• **Directions**
Repeat the full listing, word for word.

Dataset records
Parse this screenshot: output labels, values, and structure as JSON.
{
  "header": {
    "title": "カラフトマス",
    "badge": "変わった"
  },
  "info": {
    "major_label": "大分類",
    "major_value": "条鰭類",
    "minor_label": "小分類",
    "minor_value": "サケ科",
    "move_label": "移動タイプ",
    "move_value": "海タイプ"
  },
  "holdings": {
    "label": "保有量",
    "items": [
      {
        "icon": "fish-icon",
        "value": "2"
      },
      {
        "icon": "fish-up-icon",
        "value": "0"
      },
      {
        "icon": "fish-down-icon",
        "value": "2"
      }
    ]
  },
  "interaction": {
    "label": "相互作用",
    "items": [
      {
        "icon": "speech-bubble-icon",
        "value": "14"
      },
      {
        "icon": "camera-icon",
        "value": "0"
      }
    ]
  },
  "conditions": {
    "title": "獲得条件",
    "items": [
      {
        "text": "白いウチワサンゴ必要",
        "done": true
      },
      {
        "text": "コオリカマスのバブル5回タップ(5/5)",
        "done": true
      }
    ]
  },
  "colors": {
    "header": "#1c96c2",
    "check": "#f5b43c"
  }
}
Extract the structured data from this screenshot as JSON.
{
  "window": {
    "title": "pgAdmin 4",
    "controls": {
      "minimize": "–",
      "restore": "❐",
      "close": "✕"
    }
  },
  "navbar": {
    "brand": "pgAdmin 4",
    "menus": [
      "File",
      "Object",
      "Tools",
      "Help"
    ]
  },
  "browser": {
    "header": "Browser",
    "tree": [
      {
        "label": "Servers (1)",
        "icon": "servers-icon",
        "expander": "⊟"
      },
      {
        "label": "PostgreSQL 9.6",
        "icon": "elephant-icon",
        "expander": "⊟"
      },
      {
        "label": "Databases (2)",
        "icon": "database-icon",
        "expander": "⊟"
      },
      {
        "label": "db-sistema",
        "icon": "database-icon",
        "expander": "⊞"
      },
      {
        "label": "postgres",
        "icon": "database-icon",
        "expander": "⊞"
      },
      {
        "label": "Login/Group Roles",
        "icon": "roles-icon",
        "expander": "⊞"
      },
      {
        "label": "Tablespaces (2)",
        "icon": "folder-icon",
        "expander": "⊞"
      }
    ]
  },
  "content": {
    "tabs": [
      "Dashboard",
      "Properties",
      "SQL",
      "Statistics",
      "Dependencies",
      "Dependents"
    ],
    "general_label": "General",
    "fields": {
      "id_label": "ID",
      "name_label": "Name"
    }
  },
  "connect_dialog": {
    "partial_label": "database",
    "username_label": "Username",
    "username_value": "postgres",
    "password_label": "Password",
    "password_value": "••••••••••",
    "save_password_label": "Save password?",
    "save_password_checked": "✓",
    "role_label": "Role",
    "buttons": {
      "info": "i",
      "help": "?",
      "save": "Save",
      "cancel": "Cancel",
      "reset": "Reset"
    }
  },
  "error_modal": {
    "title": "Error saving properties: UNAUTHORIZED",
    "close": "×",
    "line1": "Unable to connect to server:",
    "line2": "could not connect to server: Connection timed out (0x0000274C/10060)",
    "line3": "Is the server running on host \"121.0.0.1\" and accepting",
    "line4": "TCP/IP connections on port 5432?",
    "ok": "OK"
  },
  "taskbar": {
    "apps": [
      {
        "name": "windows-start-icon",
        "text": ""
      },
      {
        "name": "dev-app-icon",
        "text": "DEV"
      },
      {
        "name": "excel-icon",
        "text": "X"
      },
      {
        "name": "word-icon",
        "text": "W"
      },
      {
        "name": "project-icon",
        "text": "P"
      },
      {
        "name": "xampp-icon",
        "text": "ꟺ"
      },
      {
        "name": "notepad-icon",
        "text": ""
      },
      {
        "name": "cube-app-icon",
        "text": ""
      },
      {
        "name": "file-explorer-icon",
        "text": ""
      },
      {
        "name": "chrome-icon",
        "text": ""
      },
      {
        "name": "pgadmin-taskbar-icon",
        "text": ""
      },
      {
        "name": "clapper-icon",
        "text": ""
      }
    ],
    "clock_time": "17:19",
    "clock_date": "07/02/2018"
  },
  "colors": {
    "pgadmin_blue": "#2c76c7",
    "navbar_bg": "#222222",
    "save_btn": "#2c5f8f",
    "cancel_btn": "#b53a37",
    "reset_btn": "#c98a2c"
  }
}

• **Correct output**
Parse this screenshot: output labels, values, and structure as JSON.
{
  "header": {
    "title": "カラフトマス",
    "badge": "変わった"
  },
  "info": {
    "major_label": "大分類",
    "major_value": "条鰭類",
    "minor_label": "小分類",
    "minor_value": "サケ科",
    "move_label": "移動タイプ",
    "move_value": "海タイプ"
  },
  "holdings": {
    "label": "保有量",
    "items": [
      {
        "icon": "fish-icon",
        "value": "2"
      },
      {
        "icon": "fish-up-icon",
        "value": "0"
      },
      {
        "icon": "fish-down-icon",
        "value": "2"
      }
    ]
  },
  "interaction": {
    "label": "相互作用",
    "items": [
      {
        "icon": "speech-bubble-icon",
        "value": "14"
      },
      {
        "icon": "camera-icon",
        "value": "0"
      }
    ]
  },
  "conditions": {
    "title": "獲得条件",
    "items": [
      {
        "text": "白いウチワサンゴ必要",
        "done": true
      },
      {
        "text": "コオリカマスのバブル5回タップ(5/5)",
        "done": true
      }
    ]
  },
  "colors": {
    "header": "#1c96c2",
    "check": "#f5b43c"
  }
}
Extract the structured data from this screenshot as JSON.
{
  "window": {
    "title": "pgAdmin 4",
    "controls": {
      "minimize": "–",
      "restore": "❐",
      "close": "✕"
    }
  },
  "navbar": {
    "brand": "pgAdmin 4",
    "menus": [
      "File",
      "Object",
      "Tools",
      "Help"
    ]
  },
  "browser": {
    "header": "Browser",
    "tree": [
      {
        "label": "Servers (1)",
        "icon": "servers-icon",
        "expander": "⊟"
      },
      {
        "label": "PostgreSQL 9.6",
        "icon": "elephant-icon",
        "expander": "⊟"
      },
      {
        "label": "Databases (2)",
        "icon": "database-icon",
        "expander": "⊟"
      },
      {
        "label": "db-sistema",
        "icon": "database-icon",
        "expander": "⊞"
      },
      {
        "label": "postgres",
        "icon": "database-icon",
        "expander": "⊞"
      },
      {
        "label": "Login/Group Roles",
        "icon": "roles-icon",
        "expander": "⊞"
      },
      {
        "label": "Tablespaces (2)",
        "icon": "folder-icon",
        "expander": "⊞"
      }
    ]
  },
  "content": {
    "tabs": [
      "Dashboard",
      "Properties",
      "SQL",
      "Statistics",
      "Dependencies",
      "Dependents"
    ],
    "general_label": "General",
    "fields": {
      "id_label": "ID",
      "name_label": "Name"
    }
  },
  "connect_dialog": {
    "partial_label": "database",
    "username_label": "Username",
    "username_value": "postgres",
    "password_label": "Password",
    "password_value": "••••••••••",
    "save_password_label": "Save password?",
    "save_password_checked": "✓",
    "role_label": "Role",
    "buttons": {
      "info": "i",
      "help": "?",
      "save": "Save",
      "cancel": "Cancel",
      "reset": "Reset"
    }
  },
  "error_modal": {
    "title": "Error saving properties: UNAUTHORIZED",
    "close": "×",
    "line1": "Unable to connect to server:",
    "line2": "could not connect to server: Connection timed out (0x0000274C/10060)",
    "line3": "Is the server running on host \"121.0.0.1\" and accepting",
    "line4": "TCP/IP connections on port 5432?",
    "ok": "OK"
  },
  "taskbar": {
    "apps": [
      {
        "name": "windows-start-icon",
        "text": ""
      },
      {
        "name": "dev-app-icon",
        "text": "DEV"
      },
      {
        "name": "excel-icon",
        "text": "X"
      },
      {
        "name": "word-icon",
        "text": "W"
      },
      {
        "name": "project-icon",
        "text": "P"
      },
      {
        "name": "xampp-icon",
        "text": "ꟺ"
      },
      {
        "name": "notepad-icon",
        "text": ""
      },
      {
        "name": "cube-app-icon",
        "text": ""
      },
      {
        "name": "file-explorer-icon",
        "text": ""
      },
      {
        "name": "chrome-icon",
        "text": ""
      },
      {
        "name": "pgadmin-taskbar-icon",
        "text": ""
      },
      {
        "name": "clapper-icon",
        "text": ""
      }
    ],
    "clock_time": "17:19",
    "clock_date": "07/02/2018"
  },
  "colors": {
    "pgadmin_blue": "#2c76c7",
    "navbar_bg": "#222222",
    "save_btn": "#2c5f8f",
    "cancel_btn": "#b53a37",
    "reset_btn": "#c98a2c"
  }
}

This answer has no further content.